+++ Information shown
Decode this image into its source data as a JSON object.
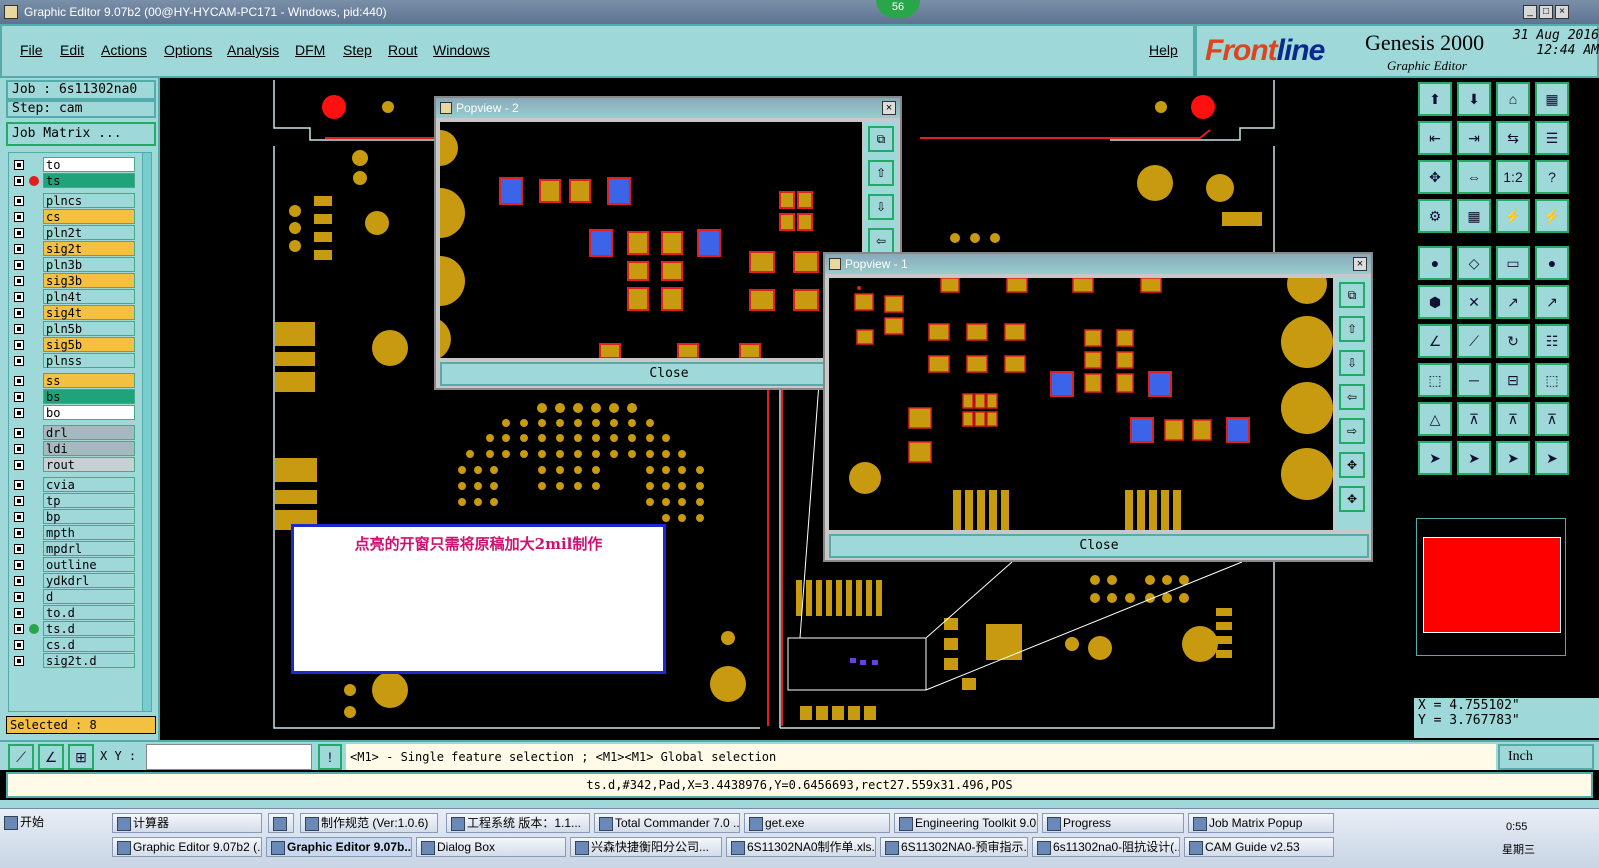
{
  "window": {
    "title": "Graphic Editor 9.07b2 (00@HY-HYCAM-PC171 - Windows, pid:440)",
    "badge": "56"
  },
  "menu": {
    "items": [
      "File",
      "Edit",
      "Actions",
      "Options",
      "Analysis",
      "DFM",
      "Step",
      "Rout",
      "Windows"
    ],
    "help": "Help"
  },
  "brand": {
    "logo_prefix": "Front",
    "logo_suffix": "line",
    "product": "Genesis 2000",
    "subtitle": "Graphic Editor",
    "date": "31 Aug 2016",
    "time": "12:44 AM"
  },
  "job": {
    "job_label": "Job : 6s11302na0",
    "step_label": "Step: cam",
    "matrix_button": "Job Matrix ..."
  },
  "layers": [
    {
      "name": "to",
      "color": "#ffffff",
      "mark": ""
    },
    {
      "name": "ts",
      "color": "#1fa37a",
      "mark": "#e02020"
    },
    {
      "name": "plncs",
      "color": "#9ed8d8",
      "mark": ""
    },
    {
      "name": "cs",
      "color": "#f4c040",
      "mark": ""
    },
    {
      "name": "pln2t",
      "color": "#9ed8d8",
      "mark": ""
    },
    {
      "name": "sig2t",
      "color": "#f4c040",
      "mark": ""
    },
    {
      "name": "pln3b",
      "color": "#9ed8d8",
      "mark": ""
    },
    {
      "name": "sig3b",
      "color": "#f4c040",
      "mark": ""
    },
    {
      "name": "pln4t",
      "color": "#9ed8d8",
      "mark": ""
    },
    {
      "name": "sig4t",
      "color": "#f4c040",
      "mark": ""
    },
    {
      "name": "pln5b",
      "color": "#9ed8d8",
      "mark": ""
    },
    {
      "name": "sig5b",
      "color": "#f4c040",
      "mark": ""
    },
    {
      "name": "plnss",
      "color": "#9ed8d8",
      "mark": ""
    },
    {
      "name": "ss",
      "color": "#f4c040",
      "mark": ""
    },
    {
      "name": "bs",
      "color": "#1fa37a",
      "mark": ""
    },
    {
      "name": "bo",
      "color": "#ffffff",
      "mark": ""
    },
    {
      "name": "drl",
      "color": "#a8b8c0",
      "mark": ""
    },
    {
      "name": "ldi",
      "color": "#a8b8c0",
      "mark": ""
    },
    {
      "name": "rout",
      "color": "#c8d0d4",
      "mark": ""
    },
    {
      "name": "cvia",
      "color": "#9ed8d8",
      "mark": ""
    },
    {
      "name": "tp",
      "color": "#9ed8d8",
      "mark": ""
    },
    {
      "name": "bp",
      "color": "#9ed8d8",
      "mark": ""
    },
    {
      "name": "mpth",
      "color": "#9ed8d8",
      "mark": ""
    },
    {
      "name": "mpdrl",
      "color": "#9ed8d8",
      "mark": ""
    },
    {
      "name": "outline",
      "color": "#9ed8d8",
      "mark": ""
    },
    {
      "name": "ydkdrl",
      "color": "#9ed8d8",
      "mark": ""
    },
    {
      "name": "d",
      "color": "#9ed8d8",
      "mark": ""
    },
    {
      "name": "to.d",
      "color": "#9ed8d8",
      "mark": ""
    },
    {
      "name": "ts.d",
      "color": "#9ed8d8",
      "mark": "#2aa64a"
    },
    {
      "name": "cs.d",
      "color": "#9ed8d8",
      "mark": ""
    },
    {
      "name": "sig2t.d",
      "color": "#9ed8d8",
      "mark": ""
    }
  ],
  "selected": "Selected : 8",
  "popview2": {
    "title": "Popview - 2",
    "close": "Close",
    "close_x": "×"
  },
  "popview1": {
    "title": "Popview - 1",
    "close": "Close",
    "close_x": "×"
  },
  "note": "点亮的开窗只需将原稿加大2mil制作",
  "coords": {
    "x": "X = 4.755102\"",
    "y": "Y = 3.767783\""
  },
  "cmd": {
    "xy_label": "X Y :",
    "xy_value": "",
    "prompt_icon": "!",
    "message": "<M1> - Single feature selection ; <M1><M1> Global selection",
    "unit": "Inch"
  },
  "status": "ts.d,#342,Pad,X=3.4438976,Y=0.6456693,rect27.559x31.496,POS",
  "taskbar": {
    "start": "开始",
    "row1": [
      "计算器",
      "",
      "制作规范 (Ver:1.0.6)",
      "工程系统  版本：1.1...",
      "Total Commander 7.0 ...",
      "get.exe",
      "Engineering Toolkit 9.0...",
      "Progress",
      "Job Matrix Popup"
    ],
    "row2": [
      "Graphic Editor 9.07b2 (...",
      "Graphic Editor 9.07b...",
      "Dialog Box",
      "兴森快捷衡阳分公司...",
      "6S11302NA0制作单.xls...",
      "6S11302NA0-预审指示...",
      "6s11302na0-阻抗设计(...",
      "CAM  Guide v2.53"
    ],
    "clock": "0:55",
    "weekday": "星期三"
  }
}
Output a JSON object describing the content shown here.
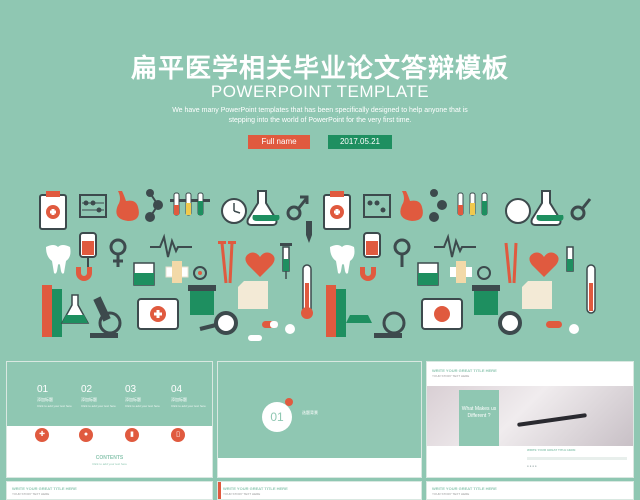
{
  "hero": {
    "title_cn": "扁平医学相关毕业论文答辩模板",
    "title_en": "POWERPOINT TEMPLATE",
    "description": "We have many PowerPoint templates that has been specifically designed to help anyone that is stepping into the world of PowerPoint for the very first time.",
    "name_label": "Full name",
    "date": "2017.05.21"
  },
  "icons": [
    "clipboard-icon",
    "abacus-icon",
    "stomach-icon",
    "molecule-icon",
    "test-tubes-icon",
    "clock-icon",
    "flask-icon",
    "male-symbol-icon",
    "dropper-icon",
    "tooth-icon",
    "blood-bag-icon",
    "female-symbol-icon",
    "heartbeat-icon",
    "crutches-icon",
    "heart-icon",
    "syringe-icon",
    "magnet-icon",
    "beaker-icon",
    "bandage-icon",
    "virus-icon",
    "paper-icon",
    "thermometer-icon",
    "books-icon",
    "microscope-icon",
    "erlenmeyer-flask-icon",
    "first-aid-kit-icon",
    "pill-box-icon",
    "magnifier-icon",
    "capsule-icon"
  ],
  "thumb1": {
    "items": [
      {
        "num": "01",
        "label": "添加标题",
        "sub": "Click to add your text here"
      },
      {
        "num": "02",
        "label": "添加标题",
        "sub": "Click to add your text here"
      },
      {
        "num": "03",
        "label": "添加标题",
        "sub": "Click to add your text here"
      },
      {
        "num": "04",
        "label": "添加标题",
        "sub": "Click to add your text here"
      }
    ],
    "contents": "CONTENTS",
    "contents_sub": "Click to add your text here"
  },
  "thumb2": {
    "num": "01",
    "title": "选题背景"
  },
  "thumb3": {
    "header": "WRITE YOUR GREAT TITLE HERE",
    "header_sub": "YOUR STORY TEXT HERE",
    "box_text": "What Makes us Different ?",
    "footer": "WRITE YOUR GREAT TITLE HERE"
  },
  "thumb4": {
    "header": "WRITE YOUR GREAT TITLE HERE",
    "sub": "YOUR STORY TEXT HERE"
  },
  "thumb5": {
    "header": "WRITE YOUR GREAT TITLE HERE",
    "sub": "YOUR STORY TEXT HERE"
  },
  "thumb6": {
    "header": "WRITE YOUR GREAT TITLE HERE",
    "sub": "YOUR STORY TEXT HERE"
  },
  "colors": {
    "mint": "#8fc7b2",
    "red": "#e05a3f",
    "green": "#1e8f60",
    "dark": "#3d4a4d"
  }
}
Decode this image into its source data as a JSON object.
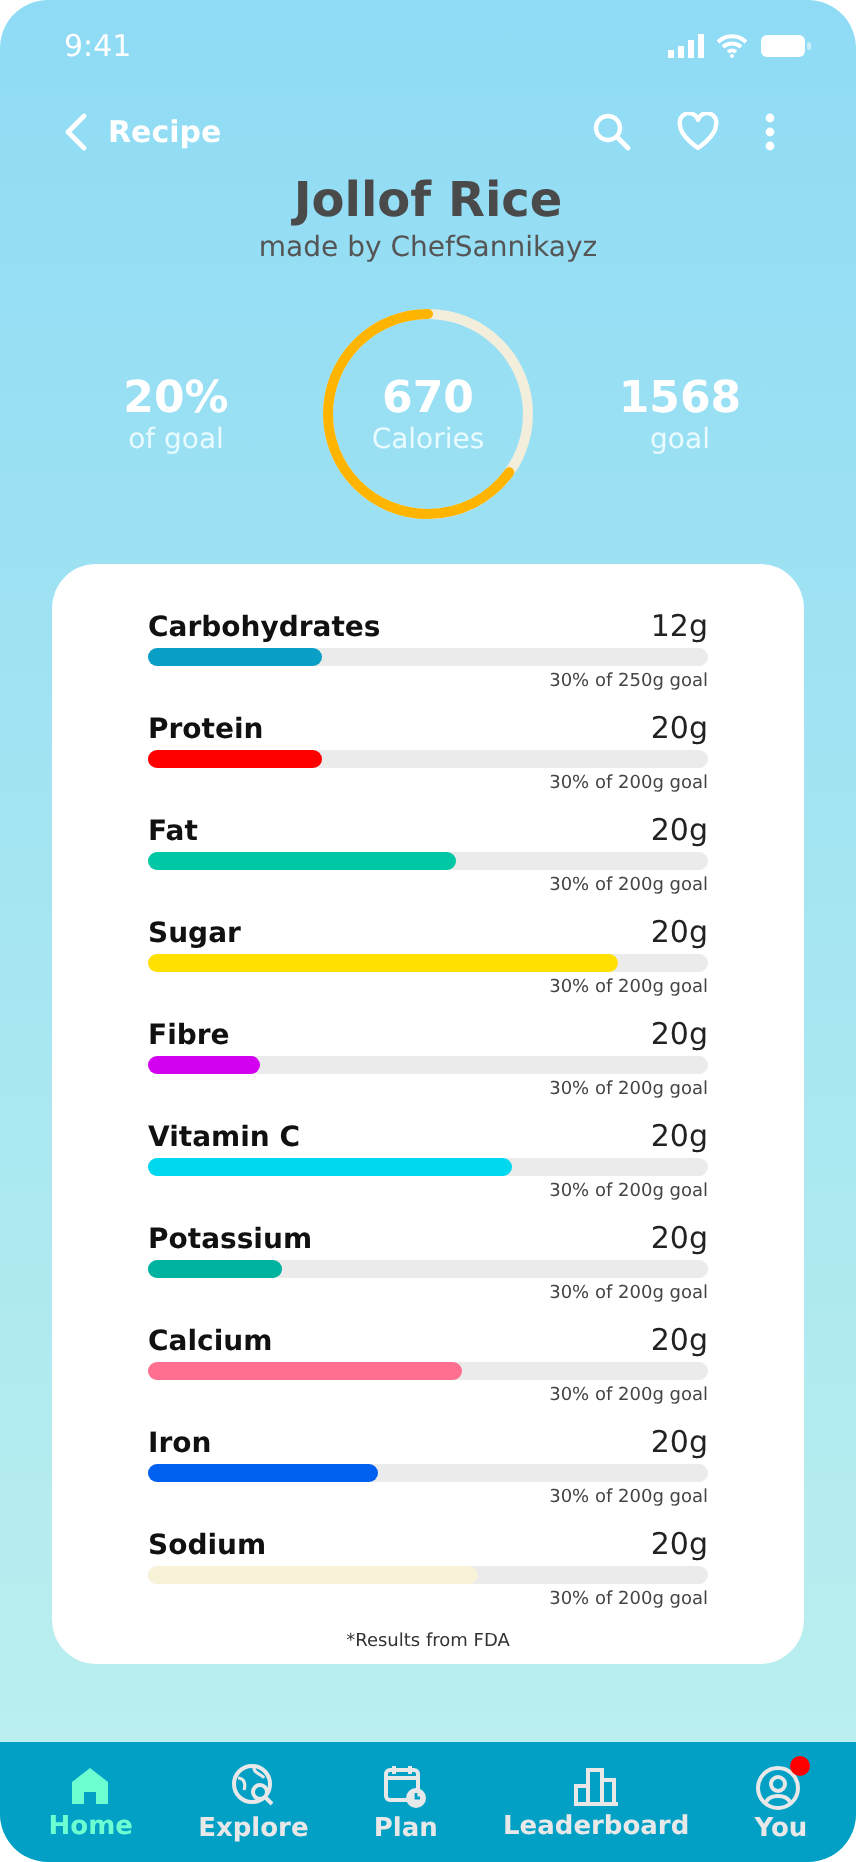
{
  "status_bar": {
    "time": "9:41"
  },
  "header": {
    "back_label": "Recipe"
  },
  "recipe": {
    "title": "Jollof Rice",
    "author": "made by ChefSannikayz"
  },
  "summary": {
    "left_value": "20%",
    "left_label": "of goal",
    "ring_value": "670",
    "ring_label": "Calories",
    "level": 0.65,
    "right_value": "1568",
    "right_label": "goal"
  },
  "nutrients": [
    {
      "name": "Carbohydrates",
      "amount": "12g",
      "level": 0.31,
      "color": "#0a9fc7",
      "goal": "30% of 250g goal"
    },
    {
      "name": "Protein",
      "amount": "20g",
      "level": 0.31,
      "color": "#ff0000",
      "goal": "30% of 200g goal"
    },
    {
      "name": "Fat",
      "amount": "20g",
      "level": 0.55,
      "color": "#00c8a5",
      "goal": "30% of 200g goal"
    },
    {
      "name": "Sugar",
      "amount": "20g",
      "level": 0.84,
      "color": "#ffe000",
      "goal": "30% of 200g goal"
    },
    {
      "name": "Fibre",
      "amount": "20g",
      "level": 0.2,
      "color": "#d400f0",
      "goal": "30% of 200g goal"
    },
    {
      "name": "Vitamin C",
      "amount": "20g",
      "level": 0.65,
      "color": "#00d8f0",
      "goal": "30% of 200g goal"
    },
    {
      "name": "Potassium",
      "amount": "20g",
      "level": 0.24,
      "color": "#00b2a0",
      "goal": "30% of 200g goal"
    },
    {
      "name": "Calcium",
      "amount": "20g",
      "level": 0.56,
      "color": "#ff7090",
      "goal": "30% of 200g goal"
    },
    {
      "name": "Iron",
      "amount": "20g",
      "level": 0.41,
      "color": "#0060f0",
      "goal": "30% of 200g goal"
    },
    {
      "name": "Sodium",
      "amount": "20g",
      "level": 0.59,
      "color": "#f7f2d8",
      "goal": "30% of 200g goal"
    }
  ],
  "footnote": "*Results from FDA",
  "tabs": [
    {
      "kind": "home",
      "label": "Home",
      "selected": true
    },
    {
      "kind": "explore",
      "label": "Explore",
      "selected": false
    },
    {
      "kind": "plan",
      "label": "Plan",
      "selected": false
    },
    {
      "kind": "leaderboard",
      "label": "Leaderboard",
      "selected": false
    },
    {
      "kind": "you",
      "label": "You",
      "selected": false,
      "badge": true
    }
  ]
}
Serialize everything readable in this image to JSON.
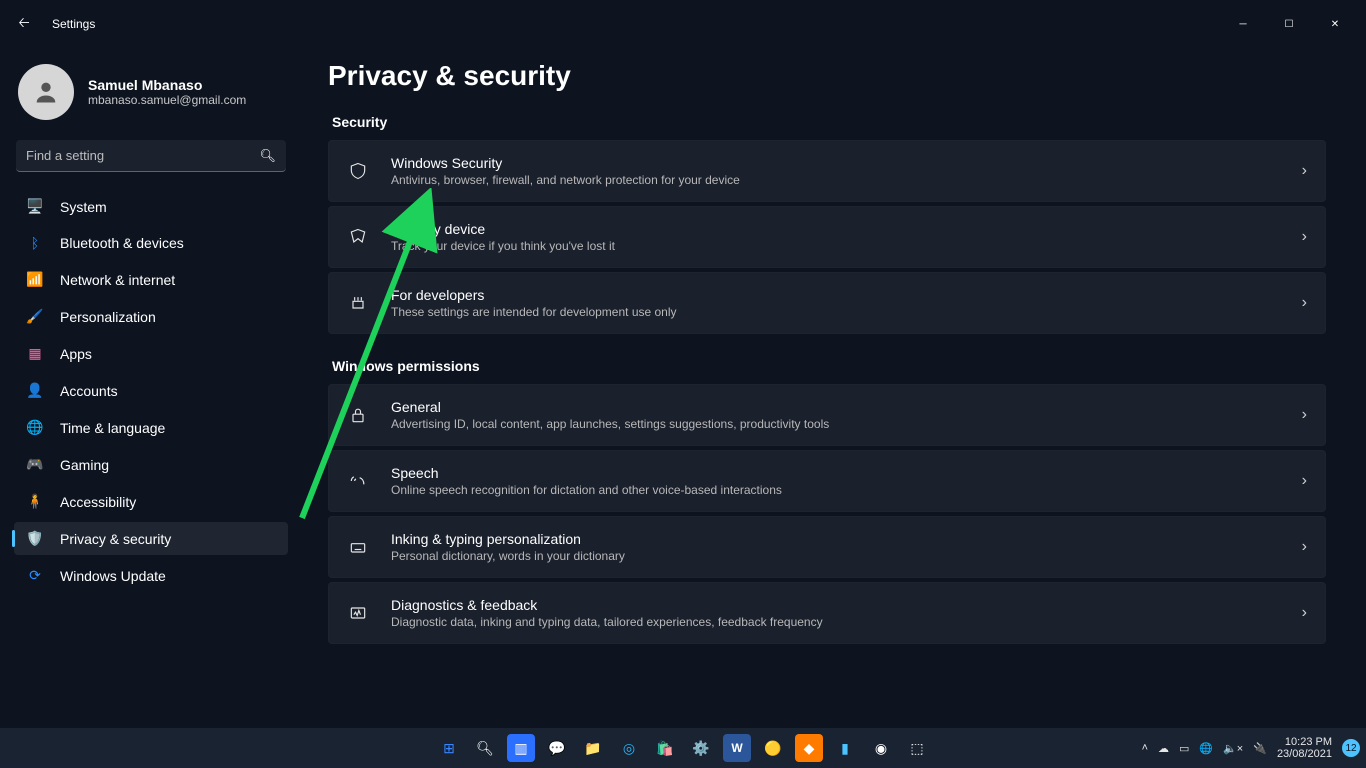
{
  "window": {
    "title": "Settings"
  },
  "profile": {
    "name": "Samuel Mbanaso",
    "email": "mbanaso.samuel@gmail.com"
  },
  "search": {
    "placeholder": "Find a setting"
  },
  "nav": [
    {
      "label": "System"
    },
    {
      "label": "Bluetooth & devices"
    },
    {
      "label": "Network & internet"
    },
    {
      "label": "Personalization"
    },
    {
      "label": "Apps"
    },
    {
      "label": "Accounts"
    },
    {
      "label": "Time & language"
    },
    {
      "label": "Gaming"
    },
    {
      "label": "Accessibility"
    },
    {
      "label": "Privacy & security"
    },
    {
      "label": "Windows Update"
    }
  ],
  "page": {
    "title": "Privacy & security",
    "sections": [
      {
        "heading": "Security",
        "items": [
          {
            "title": "Windows Security",
            "sub": "Antivirus, browser, firewall, and network protection for your device"
          },
          {
            "title": "Find my device",
            "sub": "Track your device if you think you've lost it"
          },
          {
            "title": "For developers",
            "sub": "These settings are intended for development use only"
          }
        ]
      },
      {
        "heading": "Windows permissions",
        "items": [
          {
            "title": "General",
            "sub": "Advertising ID, local content, app launches, settings suggestions, productivity tools"
          },
          {
            "title": "Speech",
            "sub": "Online speech recognition for dictation and other voice-based interactions"
          },
          {
            "title": "Inking & typing personalization",
            "sub": "Personal dictionary, words in your dictionary"
          },
          {
            "title": "Diagnostics & feedback",
            "sub": "Diagnostic data, inking and typing data, tailored experiences, feedback frequency"
          }
        ]
      }
    ]
  },
  "tray": {
    "time": "10:23 PM",
    "date": "23/08/2021",
    "badge": "12"
  }
}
++++++
Assignment:
Would you please copy every line in the data that contains the word "Privacy"?

Solution:
      "label": "Privacy & security"
    "title": "Privacy & security",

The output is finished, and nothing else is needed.